Problem requirements → Write out the entire study abstract on opium addiction and bypass surgery outcomes below, word for word.

Passage to read →

Literature DB >> 33854931

The effect of opium addiction on short-term postoperative outcomes after coronary artery bypass graft surgery: A prospective observational cohort study.

Mohammad Reza Habibi1, Abbas Alipour2, Aria Soleimani1, Farshad Hasanzadeh Kiabi1, Ali Habibi3, Amir Emami Zeydi4.   

Abstract

INTRODUCTION: Opium addiction has been recently suggested as a potential risk factor for the occurrence of perioperative complications in patients undergoing coronary artery bypass graft (CABG) surgery. The aim of this study was to evaluate whether opium addiction can potentially affect patients' short-term postoperative outcomes after CABG surgery.
MATERIAL AND METHODS: In a prospective observational cohort study, all consecutive patients who were scheduled for first-time isolated elective on pump CABG surgery were screened during the study period for opium addiction. The study was carried out between September 2015 and November 2016 at Mazandaran Heart Center, Sari, Iran. A total number of 228 patients [110 opium addicted (OA) and 118 non-addicted (NA)] were screened and included. All patients were evaluate, in terms of short-term postoperative outcomes, until hospital discharge or death.
RESULTS: In the OA patients, the mean amount of estimated postoperative bleeding was significantly more than NA patients (535 ± 304.75 ml vs. 463.56 ± 209.77; P = 0.04). Mean ventilation time were significantly longer in the OA patients than in the NA (9.9 days vs. 8.66 days, P = 0.02). The mean duration of postoperative hospital stay was two days longer in the OA (10.83 days vs. 8.34 days, P < 0.001). Also, the mean use of packed cell during surgery and incidence of postoperative atrial fibrillation were higher in the OA patients than NA (P = 0.005).

(Stored data entries)
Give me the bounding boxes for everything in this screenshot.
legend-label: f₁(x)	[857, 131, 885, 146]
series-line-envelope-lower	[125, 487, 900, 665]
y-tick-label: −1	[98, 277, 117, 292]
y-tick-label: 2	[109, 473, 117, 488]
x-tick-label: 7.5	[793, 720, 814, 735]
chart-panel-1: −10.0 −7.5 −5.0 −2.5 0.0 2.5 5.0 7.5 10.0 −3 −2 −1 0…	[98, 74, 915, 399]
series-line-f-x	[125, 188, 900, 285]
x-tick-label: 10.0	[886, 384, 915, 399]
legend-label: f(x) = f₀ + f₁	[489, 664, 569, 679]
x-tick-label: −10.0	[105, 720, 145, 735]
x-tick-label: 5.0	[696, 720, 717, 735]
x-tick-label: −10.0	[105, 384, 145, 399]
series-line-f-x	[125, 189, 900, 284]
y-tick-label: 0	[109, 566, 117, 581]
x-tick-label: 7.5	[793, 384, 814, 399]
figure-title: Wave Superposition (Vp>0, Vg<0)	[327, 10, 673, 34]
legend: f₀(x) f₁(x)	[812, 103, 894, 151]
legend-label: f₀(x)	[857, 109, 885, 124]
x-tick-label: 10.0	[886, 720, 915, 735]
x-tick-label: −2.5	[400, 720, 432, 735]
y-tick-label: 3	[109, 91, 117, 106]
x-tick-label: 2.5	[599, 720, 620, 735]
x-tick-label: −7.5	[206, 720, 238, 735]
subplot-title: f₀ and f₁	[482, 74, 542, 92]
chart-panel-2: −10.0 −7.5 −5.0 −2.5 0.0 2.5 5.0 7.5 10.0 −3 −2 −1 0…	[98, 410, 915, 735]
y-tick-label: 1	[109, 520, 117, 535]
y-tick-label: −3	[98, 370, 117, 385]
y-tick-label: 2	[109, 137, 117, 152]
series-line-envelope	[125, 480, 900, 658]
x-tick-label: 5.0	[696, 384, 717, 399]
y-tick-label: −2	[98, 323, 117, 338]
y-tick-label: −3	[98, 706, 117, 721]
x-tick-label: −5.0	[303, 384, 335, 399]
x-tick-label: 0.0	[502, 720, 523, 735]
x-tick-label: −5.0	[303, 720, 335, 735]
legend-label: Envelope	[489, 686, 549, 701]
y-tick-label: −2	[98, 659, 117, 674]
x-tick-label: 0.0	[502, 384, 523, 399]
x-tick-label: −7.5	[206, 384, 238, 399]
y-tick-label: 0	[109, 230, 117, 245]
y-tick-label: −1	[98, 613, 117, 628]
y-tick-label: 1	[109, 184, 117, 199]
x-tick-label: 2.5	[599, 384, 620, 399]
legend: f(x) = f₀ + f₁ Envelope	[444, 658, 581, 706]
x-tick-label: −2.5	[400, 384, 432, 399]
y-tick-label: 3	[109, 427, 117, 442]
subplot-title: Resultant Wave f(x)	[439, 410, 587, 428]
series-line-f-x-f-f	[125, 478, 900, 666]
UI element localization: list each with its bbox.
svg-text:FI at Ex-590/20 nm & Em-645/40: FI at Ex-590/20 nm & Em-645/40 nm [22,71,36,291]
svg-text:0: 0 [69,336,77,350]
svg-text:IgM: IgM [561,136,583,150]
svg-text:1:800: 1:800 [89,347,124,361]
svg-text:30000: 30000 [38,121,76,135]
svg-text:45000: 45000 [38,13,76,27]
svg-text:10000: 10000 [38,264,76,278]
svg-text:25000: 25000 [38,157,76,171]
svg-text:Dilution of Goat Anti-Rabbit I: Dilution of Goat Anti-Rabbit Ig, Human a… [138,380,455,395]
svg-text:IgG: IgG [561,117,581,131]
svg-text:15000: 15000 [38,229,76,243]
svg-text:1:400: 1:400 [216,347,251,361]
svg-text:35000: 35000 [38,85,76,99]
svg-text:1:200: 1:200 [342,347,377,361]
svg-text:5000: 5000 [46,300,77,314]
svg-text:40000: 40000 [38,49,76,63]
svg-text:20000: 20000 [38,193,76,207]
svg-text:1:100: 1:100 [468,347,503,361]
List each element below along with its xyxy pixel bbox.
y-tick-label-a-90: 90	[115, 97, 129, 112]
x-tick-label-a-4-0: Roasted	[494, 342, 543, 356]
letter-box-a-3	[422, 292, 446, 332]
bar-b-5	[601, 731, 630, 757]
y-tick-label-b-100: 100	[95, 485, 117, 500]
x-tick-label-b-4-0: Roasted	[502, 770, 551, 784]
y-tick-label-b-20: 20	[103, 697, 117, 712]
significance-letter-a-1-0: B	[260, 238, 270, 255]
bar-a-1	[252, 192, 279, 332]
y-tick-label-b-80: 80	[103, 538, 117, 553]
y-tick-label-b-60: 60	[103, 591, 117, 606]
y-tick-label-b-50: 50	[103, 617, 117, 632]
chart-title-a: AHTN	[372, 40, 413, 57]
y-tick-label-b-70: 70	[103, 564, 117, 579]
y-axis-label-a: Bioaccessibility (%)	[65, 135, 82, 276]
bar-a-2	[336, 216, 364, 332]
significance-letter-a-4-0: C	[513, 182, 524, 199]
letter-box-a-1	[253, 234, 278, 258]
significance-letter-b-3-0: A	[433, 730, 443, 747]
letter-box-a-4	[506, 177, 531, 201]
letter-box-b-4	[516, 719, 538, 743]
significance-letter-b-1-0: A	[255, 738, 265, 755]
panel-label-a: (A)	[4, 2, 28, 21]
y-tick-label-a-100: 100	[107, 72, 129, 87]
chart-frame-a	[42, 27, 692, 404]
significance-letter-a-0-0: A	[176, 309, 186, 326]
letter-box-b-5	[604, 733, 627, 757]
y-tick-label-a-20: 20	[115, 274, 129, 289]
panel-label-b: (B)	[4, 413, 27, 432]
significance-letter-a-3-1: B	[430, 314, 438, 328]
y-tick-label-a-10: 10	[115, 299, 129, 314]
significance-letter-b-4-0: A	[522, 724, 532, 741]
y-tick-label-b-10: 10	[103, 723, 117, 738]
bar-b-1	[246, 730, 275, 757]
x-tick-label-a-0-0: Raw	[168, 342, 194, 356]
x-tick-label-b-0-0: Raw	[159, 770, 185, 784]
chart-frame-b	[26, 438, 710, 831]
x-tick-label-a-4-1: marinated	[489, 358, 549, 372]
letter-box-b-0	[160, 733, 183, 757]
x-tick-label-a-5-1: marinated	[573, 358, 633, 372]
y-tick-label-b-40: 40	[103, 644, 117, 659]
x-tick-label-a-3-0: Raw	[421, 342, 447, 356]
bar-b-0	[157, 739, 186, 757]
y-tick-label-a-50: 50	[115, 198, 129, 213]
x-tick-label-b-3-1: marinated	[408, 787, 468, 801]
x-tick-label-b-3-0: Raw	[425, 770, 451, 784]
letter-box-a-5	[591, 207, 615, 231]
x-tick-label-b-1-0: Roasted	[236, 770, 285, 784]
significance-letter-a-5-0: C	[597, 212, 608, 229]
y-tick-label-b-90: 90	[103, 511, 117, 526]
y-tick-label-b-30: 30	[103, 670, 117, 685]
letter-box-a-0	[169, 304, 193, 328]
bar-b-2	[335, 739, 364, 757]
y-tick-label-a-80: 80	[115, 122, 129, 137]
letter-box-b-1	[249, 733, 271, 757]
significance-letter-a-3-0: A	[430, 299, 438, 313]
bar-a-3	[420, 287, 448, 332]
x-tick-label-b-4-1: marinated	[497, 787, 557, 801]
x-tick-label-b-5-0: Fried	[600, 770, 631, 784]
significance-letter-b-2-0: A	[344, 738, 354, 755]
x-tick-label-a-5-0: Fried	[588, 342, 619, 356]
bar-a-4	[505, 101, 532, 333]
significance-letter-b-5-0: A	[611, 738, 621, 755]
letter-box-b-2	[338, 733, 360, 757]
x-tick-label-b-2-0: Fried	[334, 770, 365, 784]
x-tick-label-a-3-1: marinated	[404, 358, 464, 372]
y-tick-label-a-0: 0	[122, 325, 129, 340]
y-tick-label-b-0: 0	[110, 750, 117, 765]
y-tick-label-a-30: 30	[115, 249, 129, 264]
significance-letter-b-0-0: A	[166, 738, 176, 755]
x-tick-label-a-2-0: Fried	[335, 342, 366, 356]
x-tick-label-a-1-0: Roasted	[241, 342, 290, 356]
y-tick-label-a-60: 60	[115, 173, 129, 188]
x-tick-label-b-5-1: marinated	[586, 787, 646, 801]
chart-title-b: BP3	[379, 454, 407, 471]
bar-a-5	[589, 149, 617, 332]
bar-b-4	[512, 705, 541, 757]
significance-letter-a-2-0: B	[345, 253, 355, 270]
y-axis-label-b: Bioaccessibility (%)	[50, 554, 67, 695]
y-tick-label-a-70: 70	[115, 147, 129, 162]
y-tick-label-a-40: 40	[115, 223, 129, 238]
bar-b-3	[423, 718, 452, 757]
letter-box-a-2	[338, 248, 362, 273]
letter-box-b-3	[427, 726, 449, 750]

Written response →
Literature DB >> 33854931

The effect of opium addiction on short-term postoperative outcomes after coronary artery bypass graft surgery: A prospective observational cohort study.

Mohammad Reza Habibi1, Abbas Alipour2, Aria Soleimani1, Farshad Hasanzadeh Kiabi1, Ali Habibi3, Amir Emami Zeydi4.   

Abstract

INTRODUCTION: Opium addiction has been recently suggested as a potential risk factor for the occurrence of perioperative complications in patients undergoing coronary artery bypass graft (CABG) surgery. The aim of this study was to evaluate whether opium addiction can potentially affect patients' short-term postoperative outcomes after CABG surgery.
MATERIAL AND METHODS: In a prospective observational cohort study, all consecutive patients who were scheduled for first-time isolated elective on pump CABG surgery were screened during the study period for opium addiction. The study was carried out between September 2015 and November 2016 at Mazandaran Heart Center, Sari, Iran. A total number of 228 patients [110 opium addicted (OA) and 118 non-addicted (NA)] were screened and included. All patients were evaluate, in terms of short-term postoperative outcomes, until hospital discharge or death.
RESULTS: In the OA patients, the mean amount of estimated postoperative bleeding was significantly more than NA patients (535 ± 304.75 ml vs. 463.56 ± 209.77; P = 0.04). Mean ventilation time were significantly longer in the OA patients than in the NA (9.9 days vs. 8.66 days, P = 0.02). The mean duration of postoperative hospital stay was two days longer in the OA (10.83 days vs. 8.34 days, P < 0.001). Also, the mean use of packed cell during surgery and incidence of postoperative atrial fibrillation were higher in the OA patients than NA (P = 0.005).